▶ _Task to complete_: All records are to be retyped faithfully and completely.
# Start of Information supplied
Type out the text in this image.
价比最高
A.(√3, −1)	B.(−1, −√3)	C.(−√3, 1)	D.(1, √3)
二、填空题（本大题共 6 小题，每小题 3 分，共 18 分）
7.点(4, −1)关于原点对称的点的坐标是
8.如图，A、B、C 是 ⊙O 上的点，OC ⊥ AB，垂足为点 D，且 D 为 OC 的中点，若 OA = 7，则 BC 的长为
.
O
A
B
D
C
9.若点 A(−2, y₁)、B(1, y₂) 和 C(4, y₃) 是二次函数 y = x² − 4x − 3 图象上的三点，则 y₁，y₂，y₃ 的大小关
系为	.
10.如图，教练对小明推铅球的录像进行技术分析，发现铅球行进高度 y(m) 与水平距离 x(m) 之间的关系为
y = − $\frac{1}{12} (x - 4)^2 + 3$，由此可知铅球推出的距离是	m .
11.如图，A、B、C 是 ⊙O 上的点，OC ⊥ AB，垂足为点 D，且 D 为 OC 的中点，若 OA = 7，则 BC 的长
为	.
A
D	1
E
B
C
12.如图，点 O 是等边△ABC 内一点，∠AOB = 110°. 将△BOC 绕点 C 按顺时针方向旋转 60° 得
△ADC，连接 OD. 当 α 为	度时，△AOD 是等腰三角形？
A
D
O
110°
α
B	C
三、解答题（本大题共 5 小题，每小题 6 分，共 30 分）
# End of Information supplied
▶ _Expected output_:
Type out the text in this image.
价比最高
A.(√3, −1)	B.(−1, −√3)	C.(−√3, 1)	D.(1, √3)
二、填空题（本大题共 6 小题，每小题 3 分，共 18 分）
7.点(4, −1)关于原点对称的点的坐标是
8.如图，A、B、C 是 ⊙O 上的点，OC ⊥ AB，垂足为点 D，且 D 为 OC 的中点，若 OA = 7，则 BC 的长为
.
O
A
B
D
C
9.若点 A(−2, y₁)、B(1, y₂) 和 C(4, y₃) 是二次函数 y = x² − 4x − 3 图象上的三点，则 y₁，y₂，y₃ 的大小关
系为	.
10.如图，教练对小明推铅球的录像进行技术分析，发现铅球行进高度 y(m) 与水平距离 x(m) 之间的关系为
y = − $\frac{1}{12} (x - 4)^2 + 3$，由此可知铅球推出的距离是	m .
11.如图，A、B、C 是 ⊙O 上的点，OC ⊥ AB，垂足为点 D，且 D 为 OC 的中点，若 OA = 7，则 BC 的长
为	.
A
D	1
E
B
C
12.如图，点 O 是等边△ABC 内一点，∠AOB = 110°. 将△BOC 绕点 C 按顺时针方向旋转 60° 得
△ADC，连接 OD. 当 α 为	度时，△AOD 是等腰三角形？
A
D
O
110°
α
B	C
三、解答题（本大题共 5 小题，每小题 6 分，共 30 分）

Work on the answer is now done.